WHAT IS BEING ASKED:
Return all lines with the word "grid" in them.
········
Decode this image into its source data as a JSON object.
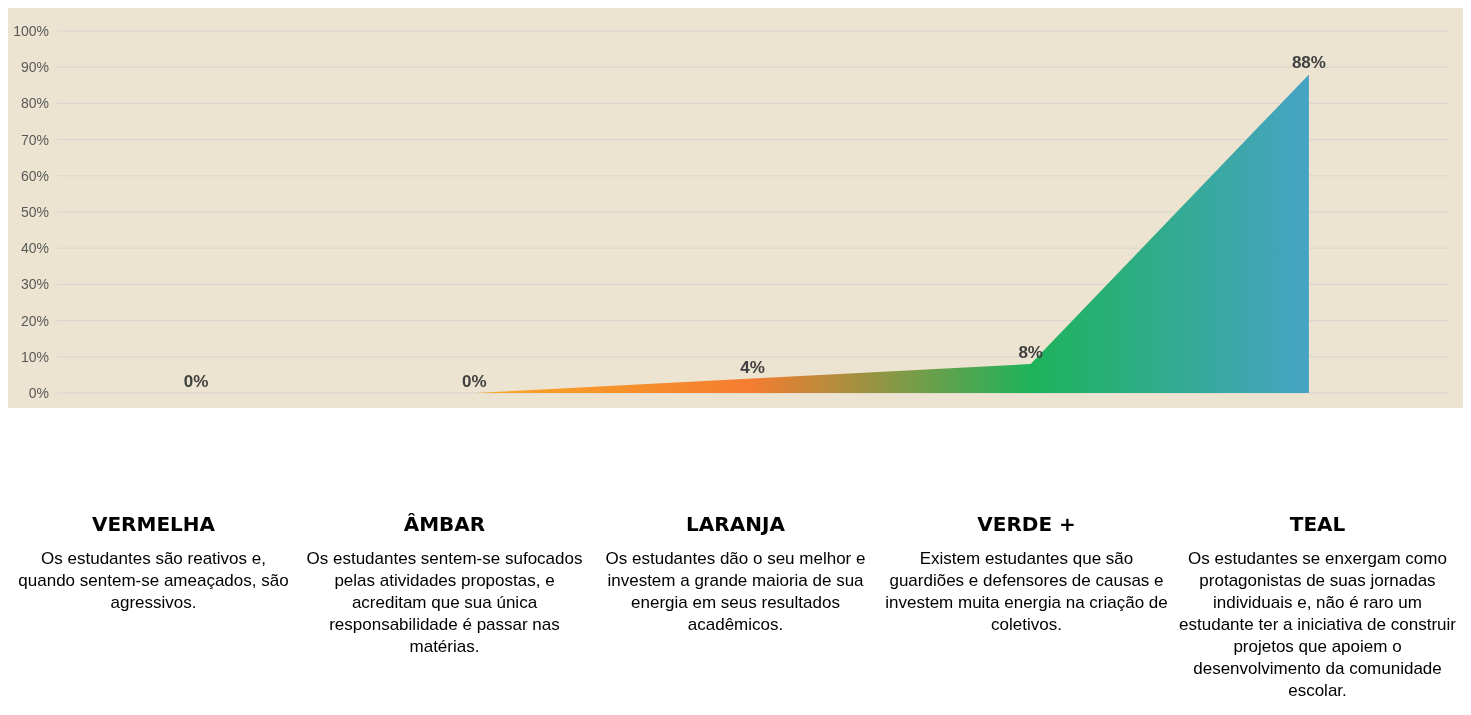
{
  "chart_data": {
    "type": "area",
    "categories": [
      "VERMELHA",
      "ÂMBAR",
      "LARANJA",
      "VERDE +",
      "TEAL"
    ],
    "values": [
      0,
      0,
      4,
      8,
      88
    ],
    "colors": [
      "#f9a825",
      "#f9a825",
      "#f47c30",
      "#1db35a",
      "#47a3c5"
    ],
    "ylim": [
      0,
      100
    ],
    "yticks": [
      {
        "value": 0,
        "label": "0%"
      },
      {
        "value": 10,
        "label": "10%"
      },
      {
        "value": 20,
        "label": "20%"
      },
      {
        "value": 30,
        "label": "30%"
      },
      {
        "value": 40,
        "label": "40%"
      },
      {
        "value": 50,
        "label": "50%"
      },
      {
        "value": 60,
        "label": "60%"
      },
      {
        "value": 70,
        "label": "70%"
      },
      {
        "value": 80,
        "label": "80%"
      },
      {
        "value": 90,
        "label": "90%"
      },
      {
        "value": 100,
        "label": "100%"
      }
    ],
    "grid": "y",
    "tick_labels": "y",
    "value_labels": [
      "0%",
      "0%",
      "4%",
      "8%",
      "88%"
    ],
    "annotations": [
      "Os estudantes são reativos e, quando sentem-se ameaçados, são agressivos.",
      "Os estudantes sentem-se sufocados pelas atividades propostas, e acreditam que sua única responsabilidade é passar nas matérias.",
      "Os estudantes dão o seu melhor e investem a grande maioria de sua energia em seus resultados acadêmicos.",
      "Existem estudantes que são guardiões e defensores de causas e investem muita energia na criação de coletivos.",
      "Os estudantes se enxergam como protagonistas de suas jornadas individuais e, não é raro um estudante ter a iniciativa de construir projetos que apoiem o desenvolvimento da comunidade escolar."
    ]
  }
}
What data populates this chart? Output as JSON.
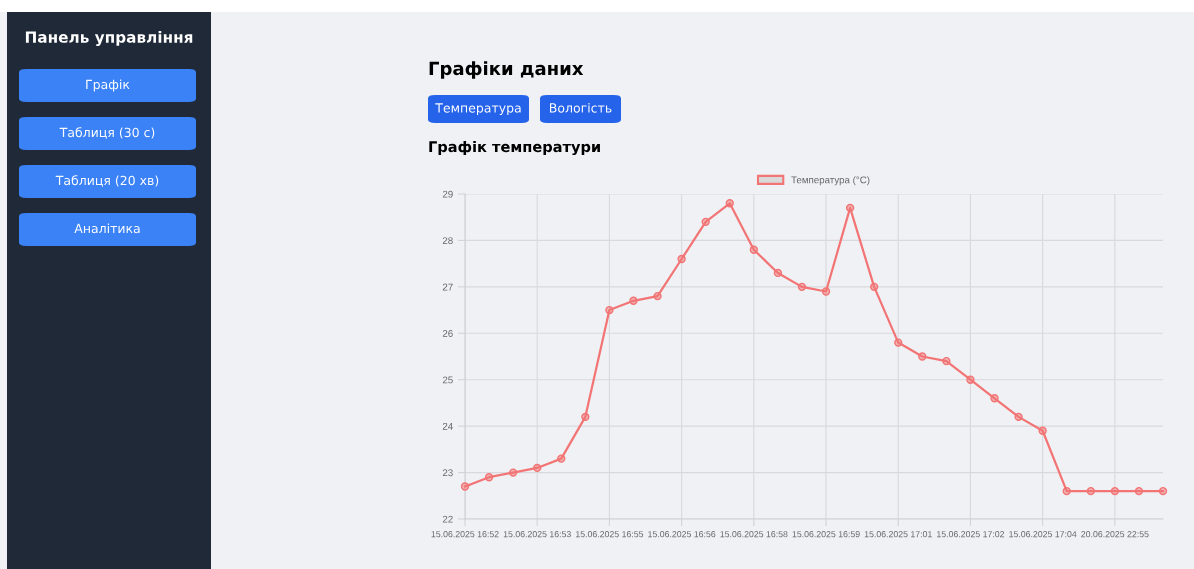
{
  "chart_data": {
    "type": "line",
    "title": "Графіки даних",
    "subtitle": "Графік температури",
    "annotations": [
      "Панель управління",
      "Графік",
      "Таблиця (30 с)",
      "Таблиця (20 хв)",
      "Аналітика",
      "Температура",
      "Вологість"
    ],
    "categories": [
      "15.06.2025 16:52",
      null,
      null,
      "15.06.2025 16:53",
      null,
      null,
      "15.06.2025 16:55",
      null,
      null,
      "15.06.2025 16:56",
      null,
      null,
      "15.06.2025 16:58",
      null,
      null,
      "15.06.2025 16:59",
      null,
      null,
      "15.06.2025 17:01",
      null,
      null,
      "15.06.2025 17:02",
      null,
      null,
      "15.06.2025 17:04",
      null,
      null,
      "20.06.2025 22:55",
      null,
      null
    ],
    "series": [
      {
        "name": "Температура (°C)",
        "color": "#f27474",
        "values": [
          22.7,
          22.9,
          23.0,
          23.1,
          23.3,
          24.2,
          26.5,
          26.7,
          26.8,
          27.6,
          28.4,
          28.8,
          27.8,
          27.3,
          27.0,
          26.9,
          28.7,
          27.0,
          25.8,
          25.5,
          25.4,
          25.0,
          24.6,
          24.2,
          23.9,
          22.6,
          22.6,
          22.6,
          22.6,
          22.6
        ]
      }
    ],
    "ylim": [
      22,
      29
    ],
    "yticks": [
      22,
      23,
      24,
      25,
      26,
      27,
      28,
      29
    ],
    "grid": true,
    "legend": "top",
    "marker": "circle",
    "line_style": "solid"
  }
}
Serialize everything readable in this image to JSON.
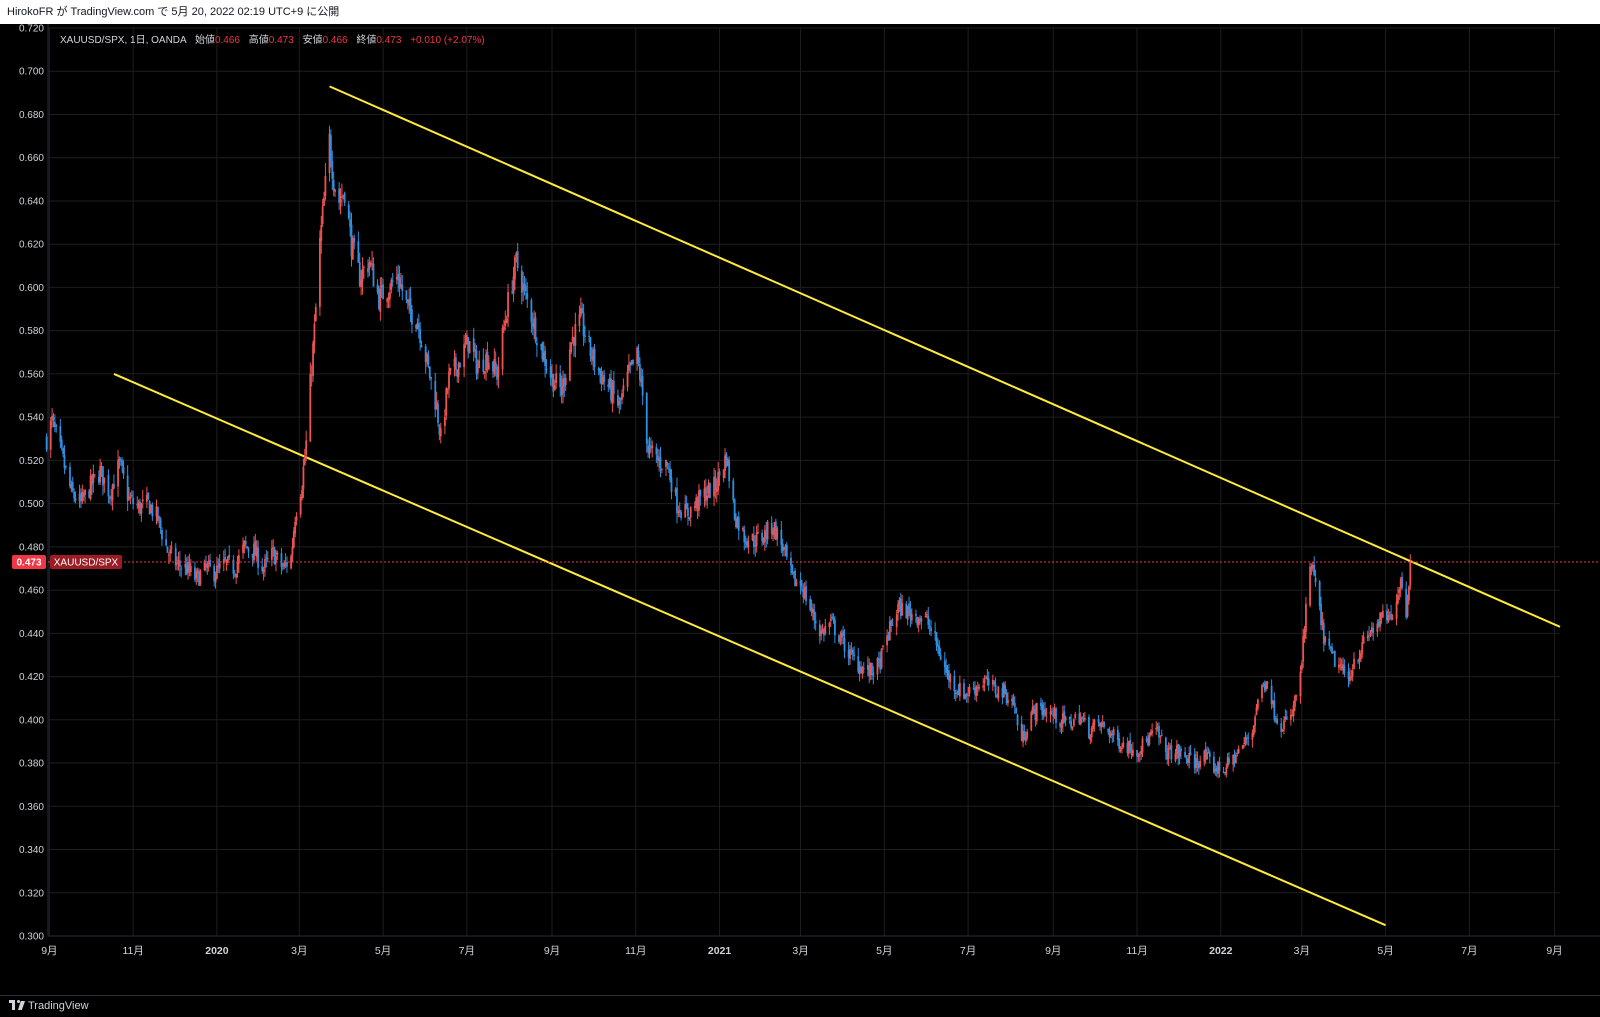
{
  "header": {
    "published_line": "HirokoFR が TradingView.com で 5月 20, 2022 02:19 UTC+9 に公開"
  },
  "legend": {
    "symbol": "XAUUSD/SPX, 1日, OANDA",
    "open_label": "始値",
    "open_value": "0.466",
    "high_label": "高値",
    "high_value": "0.473",
    "low_label": "安値",
    "low_value": "0.466",
    "close_label": "終値",
    "close_value": "0.473",
    "change": "+0.010 (+2.07%)"
  },
  "price_badge": {
    "value": "0.473",
    "symbol": "XAUUSD/SPX"
  },
  "footer": {
    "brand": "TradingView"
  },
  "colors": {
    "background": "#000000",
    "grid": "#1e1e1e",
    "up_candle": "#ef5350",
    "down_candle": "#2f8fe0",
    "trendline": "#ffeb3b",
    "price_line": "#f23645",
    "axis_text": "#d1d4dc"
  },
  "chart_data": {
    "type": "candlestick",
    "title": "",
    "symbol": "XAUUSD/SPX",
    "interval": "1日",
    "source": "OANDA",
    "ylim": [
      0.3,
      0.72
    ],
    "xlim": [
      "2019-08-31",
      "2022-09-05"
    ],
    "grid": true,
    "y_ticks": [
      "0.300",
      "0.320",
      "0.340",
      "0.360",
      "0.380",
      "0.400",
      "0.420",
      "0.440",
      "0.460",
      "0.480",
      "0.500",
      "0.520",
      "0.540",
      "0.560",
      "0.580",
      "0.600",
      "0.620",
      "0.640",
      "0.660",
      "0.680",
      "0.700",
      "0.720"
    ],
    "x_ticks": [
      {
        "label": "9月",
        "date": "2019-09-01"
      },
      {
        "label": "11月",
        "date": "2019-11-01"
      },
      {
        "label": "2020",
        "date": "2020-01-01"
      },
      {
        "label": "3月",
        "date": "2020-03-01"
      },
      {
        "label": "5月",
        "date": "2020-05-01"
      },
      {
        "label": "7月",
        "date": "2020-07-01"
      },
      {
        "label": "9月",
        "date": "2020-09-01"
      },
      {
        "label": "11月",
        "date": "2020-11-01"
      },
      {
        "label": "2021",
        "date": "2021-01-01"
      },
      {
        "label": "3月",
        "date": "2021-03-01"
      },
      {
        "label": "5月",
        "date": "2021-05-01"
      },
      {
        "label": "7月",
        "date": "2021-07-01"
      },
      {
        "label": "9月",
        "date": "2021-09-01"
      },
      {
        "label": "11月",
        "date": "2021-11-01"
      },
      {
        "label": "2022",
        "date": "2022-01-01"
      },
      {
        "label": "3月",
        "date": "2022-03-01"
      },
      {
        "label": "5月",
        "date": "2022-05-01"
      },
      {
        "label": "7月",
        "date": "2022-07-01"
      },
      {
        "label": "9月",
        "date": "2022-09-01"
      }
    ],
    "price_path": [
      [
        "2019-08-30",
        0.53
      ],
      [
        "2019-09-03",
        0.538
      ],
      [
        "2019-09-10",
        0.522
      ],
      [
        "2019-09-17",
        0.505
      ],
      [
        "2019-09-24",
        0.5
      ],
      [
        "2019-10-01",
        0.508
      ],
      [
        "2019-10-08",
        0.515
      ],
      [
        "2019-10-15",
        0.505
      ],
      [
        "2019-10-22",
        0.518
      ],
      [
        "2019-10-29",
        0.502
      ],
      [
        "2019-11-05",
        0.498
      ],
      [
        "2019-11-12",
        0.5
      ],
      [
        "2019-11-19",
        0.493
      ],
      [
        "2019-11-26",
        0.478
      ],
      [
        "2019-12-03",
        0.472
      ],
      [
        "2019-12-10",
        0.47
      ],
      [
        "2019-12-17",
        0.465
      ],
      [
        "2019-12-24",
        0.47
      ],
      [
        "2019-12-31",
        0.468
      ],
      [
        "2020-01-07",
        0.472
      ],
      [
        "2020-01-14",
        0.47
      ],
      [
        "2020-01-21",
        0.48
      ],
      [
        "2020-01-28",
        0.478
      ],
      [
        "2020-02-04",
        0.47
      ],
      [
        "2020-02-11",
        0.477
      ],
      [
        "2020-02-18",
        0.47
      ],
      [
        "2020-02-24",
        0.475
      ],
      [
        "2020-02-27",
        0.495
      ],
      [
        "2020-03-03",
        0.51
      ],
      [
        "2020-03-06",
        0.528
      ],
      [
        "2020-03-09",
        0.555
      ],
      [
        "2020-03-12",
        0.58
      ],
      [
        "2020-03-16",
        0.62
      ],
      [
        "2020-03-19",
        0.64
      ],
      [
        "2020-03-23",
        0.668
      ],
      [
        "2020-03-26",
        0.65
      ],
      [
        "2020-03-30",
        0.64
      ],
      [
        "2020-04-03",
        0.645
      ],
      [
        "2020-04-08",
        0.62
      ],
      [
        "2020-04-14",
        0.605
      ],
      [
        "2020-04-21",
        0.612
      ],
      [
        "2020-04-28",
        0.595
      ],
      [
        "2020-05-05",
        0.6
      ],
      [
        "2020-05-12",
        0.605
      ],
      [
        "2020-05-19",
        0.59
      ],
      [
        "2020-05-26",
        0.585
      ],
      [
        "2020-06-02",
        0.565
      ],
      [
        "2020-06-09",
        0.545
      ],
      [
        "2020-06-12",
        0.53
      ],
      [
        "2020-06-18",
        0.558
      ],
      [
        "2020-06-25",
        0.565
      ],
      [
        "2020-07-02",
        0.575
      ],
      [
        "2020-07-09",
        0.563
      ],
      [
        "2020-07-16",
        0.568
      ],
      [
        "2020-07-23",
        0.56
      ],
      [
        "2020-07-30",
        0.59
      ],
      [
        "2020-08-06",
        0.612
      ],
      [
        "2020-08-11",
        0.6
      ],
      [
        "2020-08-18",
        0.585
      ],
      [
        "2020-08-25",
        0.57
      ],
      [
        "2020-09-01",
        0.558
      ],
      [
        "2020-09-08",
        0.552
      ],
      [
        "2020-09-15",
        0.575
      ],
      [
        "2020-09-22",
        0.585
      ],
      [
        "2020-09-29",
        0.57
      ],
      [
        "2020-10-06",
        0.56
      ],
      [
        "2020-10-13",
        0.553
      ],
      [
        "2020-10-20",
        0.545
      ],
      [
        "2020-10-27",
        0.56
      ],
      [
        "2020-11-02",
        0.568
      ],
      [
        "2020-11-06",
        0.55
      ],
      [
        "2020-11-10",
        0.525
      ],
      [
        "2020-11-17",
        0.52
      ],
      [
        "2020-11-24",
        0.518
      ],
      [
        "2020-12-01",
        0.5
      ],
      [
        "2020-12-08",
        0.495
      ],
      [
        "2020-12-15",
        0.5
      ],
      [
        "2020-12-22",
        0.505
      ],
      [
        "2020-12-29",
        0.508
      ],
      [
        "2021-01-06",
        0.522
      ],
      [
        "2021-01-12",
        0.495
      ],
      [
        "2021-01-19",
        0.485
      ],
      [
        "2021-01-26",
        0.483
      ],
      [
        "2021-02-02",
        0.485
      ],
      [
        "2021-02-09",
        0.49
      ],
      [
        "2021-02-16",
        0.48
      ],
      [
        "2021-02-23",
        0.465
      ],
      [
        "2021-03-02",
        0.462
      ],
      [
        "2021-03-09",
        0.45
      ],
      [
        "2021-03-16",
        0.44
      ],
      [
        "2021-03-23",
        0.445
      ],
      [
        "2021-03-30",
        0.438
      ],
      [
        "2021-04-06",
        0.43
      ],
      [
        "2021-04-13",
        0.425
      ],
      [
        "2021-04-20",
        0.422
      ],
      [
        "2021-04-27",
        0.425
      ],
      [
        "2021-05-04",
        0.44
      ],
      [
        "2021-05-11",
        0.452
      ],
      [
        "2021-05-18",
        0.45
      ],
      [
        "2021-05-25",
        0.448
      ],
      [
        "2021-06-01",
        0.446
      ],
      [
        "2021-06-08",
        0.435
      ],
      [
        "2021-06-15",
        0.422
      ],
      [
        "2021-06-22",
        0.415
      ],
      [
        "2021-06-29",
        0.412
      ],
      [
        "2021-07-06",
        0.415
      ],
      [
        "2021-07-13",
        0.418
      ],
      [
        "2021-07-20",
        0.414
      ],
      [
        "2021-07-27",
        0.413
      ],
      [
        "2021-08-03",
        0.408
      ],
      [
        "2021-08-09",
        0.39
      ],
      [
        "2021-08-16",
        0.403
      ],
      [
        "2021-08-23",
        0.405
      ],
      [
        "2021-08-30",
        0.403
      ],
      [
        "2021-09-06",
        0.4
      ],
      [
        "2021-09-13",
        0.398
      ],
      [
        "2021-09-20",
        0.402
      ],
      [
        "2021-09-27",
        0.395
      ],
      [
        "2021-10-04",
        0.398
      ],
      [
        "2021-10-11",
        0.395
      ],
      [
        "2021-10-18",
        0.39
      ],
      [
        "2021-10-25",
        0.388
      ],
      [
        "2021-11-01",
        0.386
      ],
      [
        "2021-11-08",
        0.39
      ],
      [
        "2021-11-15",
        0.395
      ],
      [
        "2021-11-22",
        0.385
      ],
      [
        "2021-11-29",
        0.385
      ],
      [
        "2021-12-06",
        0.383
      ],
      [
        "2021-12-13",
        0.38
      ],
      [
        "2021-12-20",
        0.383
      ],
      [
        "2021-12-27",
        0.378
      ],
      [
        "2022-01-03",
        0.377
      ],
      [
        "2022-01-10",
        0.382
      ],
      [
        "2022-01-17",
        0.388
      ],
      [
        "2022-01-24",
        0.395
      ],
      [
        "2022-01-28",
        0.41
      ],
      [
        "2022-02-04",
        0.42
      ],
      [
        "2022-02-08",
        0.405
      ],
      [
        "2022-02-14",
        0.398
      ],
      [
        "2022-02-21",
        0.4
      ],
      [
        "2022-02-28",
        0.42
      ],
      [
        "2022-03-04",
        0.45
      ],
      [
        "2022-03-08",
        0.472
      ],
      [
        "2022-03-11",
        0.462
      ],
      [
        "2022-03-15",
        0.445
      ],
      [
        "2022-03-18",
        0.436
      ],
      [
        "2022-03-22",
        0.43
      ],
      [
        "2022-03-28",
        0.425
      ],
      [
        "2022-04-04",
        0.418
      ],
      [
        "2022-04-08",
        0.428
      ],
      [
        "2022-04-13",
        0.432
      ],
      [
        "2022-04-19",
        0.44
      ],
      [
        "2022-04-26",
        0.445
      ],
      [
        "2022-05-02",
        0.448
      ],
      [
        "2022-05-06",
        0.445
      ],
      [
        "2022-05-09",
        0.458
      ],
      [
        "2022-05-12",
        0.466
      ],
      [
        "2022-05-16",
        0.45
      ],
      [
        "2022-05-19",
        0.473
      ]
    ],
    "trendlines": [
      {
        "name": "upper",
        "x1": "2020-03-23",
        "y1": 0.693,
        "x2": "2022-09-05",
        "y2": 0.443
      },
      {
        "name": "lower",
        "x1": "2019-10-18",
        "y1": 0.56,
        "x2": "2022-05-01",
        "y2": 0.305
      }
    ],
    "last_price": 0.473
  }
}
········
OUTPUT FOR THIS TASK:
    "grid": "y",
    "grid": true,
    "grid": "#1e1e1e",
    "grid": true,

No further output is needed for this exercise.